- _Exercise prompt_: Output the data exactly, with every line intact.
--- Source records ---
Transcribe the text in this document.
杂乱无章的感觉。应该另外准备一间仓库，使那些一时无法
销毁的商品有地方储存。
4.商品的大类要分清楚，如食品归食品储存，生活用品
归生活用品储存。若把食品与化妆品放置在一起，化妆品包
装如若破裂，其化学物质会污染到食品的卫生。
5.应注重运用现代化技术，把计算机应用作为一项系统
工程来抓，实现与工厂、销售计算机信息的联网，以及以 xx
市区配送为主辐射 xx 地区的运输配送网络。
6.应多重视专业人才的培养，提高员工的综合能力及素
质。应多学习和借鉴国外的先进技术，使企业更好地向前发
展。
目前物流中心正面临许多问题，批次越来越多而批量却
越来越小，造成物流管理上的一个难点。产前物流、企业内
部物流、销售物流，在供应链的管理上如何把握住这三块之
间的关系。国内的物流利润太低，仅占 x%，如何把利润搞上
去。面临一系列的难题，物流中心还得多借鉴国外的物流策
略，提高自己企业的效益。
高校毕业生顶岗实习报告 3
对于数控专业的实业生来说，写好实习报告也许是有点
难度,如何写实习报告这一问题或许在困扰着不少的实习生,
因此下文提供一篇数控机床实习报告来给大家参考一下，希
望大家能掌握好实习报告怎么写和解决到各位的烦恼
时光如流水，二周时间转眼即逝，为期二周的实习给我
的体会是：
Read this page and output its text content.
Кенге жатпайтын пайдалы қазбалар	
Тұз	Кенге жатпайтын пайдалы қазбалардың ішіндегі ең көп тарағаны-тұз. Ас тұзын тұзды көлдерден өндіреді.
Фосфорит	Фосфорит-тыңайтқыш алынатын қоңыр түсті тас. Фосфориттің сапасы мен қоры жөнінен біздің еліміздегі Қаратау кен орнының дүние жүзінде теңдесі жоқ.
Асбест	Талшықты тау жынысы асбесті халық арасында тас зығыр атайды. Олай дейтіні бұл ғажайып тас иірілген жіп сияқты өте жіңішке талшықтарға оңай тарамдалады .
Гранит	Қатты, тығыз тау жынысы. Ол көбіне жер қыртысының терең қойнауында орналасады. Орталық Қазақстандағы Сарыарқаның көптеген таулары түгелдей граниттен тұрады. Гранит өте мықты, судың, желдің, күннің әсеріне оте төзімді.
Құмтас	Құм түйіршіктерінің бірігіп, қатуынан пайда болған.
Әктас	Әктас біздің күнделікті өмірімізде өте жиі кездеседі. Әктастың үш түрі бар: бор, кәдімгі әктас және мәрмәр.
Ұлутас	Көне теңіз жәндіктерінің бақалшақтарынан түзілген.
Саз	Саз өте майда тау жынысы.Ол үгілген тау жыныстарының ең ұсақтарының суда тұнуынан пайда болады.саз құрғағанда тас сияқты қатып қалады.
---
- _Exercise solution_:
Transcribe the text in this document.
杂乱无章的感觉。应该另外准备一间仓库，使那些一时无法
销毁的商品有地方储存。
4.商品的大类要分清楚，如食品归食品储存，生活用品
归生活用品储存。若把食品与化妆品放置在一起，化妆品包
装如若破裂，其化学物质会污染到食品的卫生。
5.应注重运用现代化技术，把计算机应用作为一项系统
工程来抓，实现与工厂、销售计算机信息的联网，以及以 xx
市区配送为主辐射 xx 地区的运输配送网络。
6.应多重视专业人才的培养，提高员工的综合能力及素
质。应多学习和借鉴国外的先进技术，使企业更好地向前发
展。
目前物流中心正面临许多问题，批次越来越多而批量却
越来越小，造成物流管理上的一个难点。产前物流、企业内
部物流、销售物流，在供应链的管理上如何把握住这三块之
间的关系。国内的物流利润太低，仅占 x%，如何把利润搞上
去。面临一系列的难题，物流中心还得多借鉴国外的物流策
略，提高自己企业的效益。
高校毕业生顶岗实习报告 3
对于数控专业的实业生来说，写好实习报告也许是有点
难度,如何写实习报告这一问题或许在困扰着不少的实习生,
因此下文提供一篇数控机床实习报告来给大家参考一下，希
望大家能掌握好实习报告怎么写和解决到各位的烦恼
时光如流水，二周时间转眼即逝，为期二周的实习给我
的体会是：
Read this page and output its text content.
Кенге жатпайтын пайдалы қазбалар	
Тұз	Кенге жатпайтын пайдалы қазбалардың ішіндегі ең көп тарағаны-тұз. Ас тұзын тұзды көлдерден өндіреді.
Фосфорит	Фосфорит-тыңайтқыш алынатын қоңыр түсті тас. Фосфориттің сапасы мен қоры жөнінен біздің еліміздегі Қаратау кен орнының дүние жүзінде теңдесі жоқ.
Асбест	Талшықты тау жынысы асбесті халық арасында тас зығыр атайды. Олай дейтіні бұл ғажайып тас иірілген жіп сияқты өте жіңішке талшықтарға оңай тарамдалады .
Гранит	Қатты, тығыз тау жынысы. Ол көбіне жер қыртысының терең қойнауында орналасады. Орталық Қазақстандағы Сарыарқаның көптеген таулары түгелдей граниттен тұрады. Гранит өте мықты, судың, желдің, күннің әсеріне оте төзімді.
Құмтас	Құм түйіршіктерінің бірігіп, қатуынан пайда болған.
Әктас	Әктас біздің күнделікті өмірімізде өте жиі кездеседі. Әктастың үш түрі бар: бор, кәдімгі әктас және мәрмәр.
Ұлутас	Көне теңіз жәндіктерінің бақалшақтарынан түзілген.
Саз	Саз өте майда тау жынысы.Ол үгілген тау жыныстарының ең ұсақтарының суда тұнуынан пайда болады.саз құрғағанда тас сияқты қатып қалады.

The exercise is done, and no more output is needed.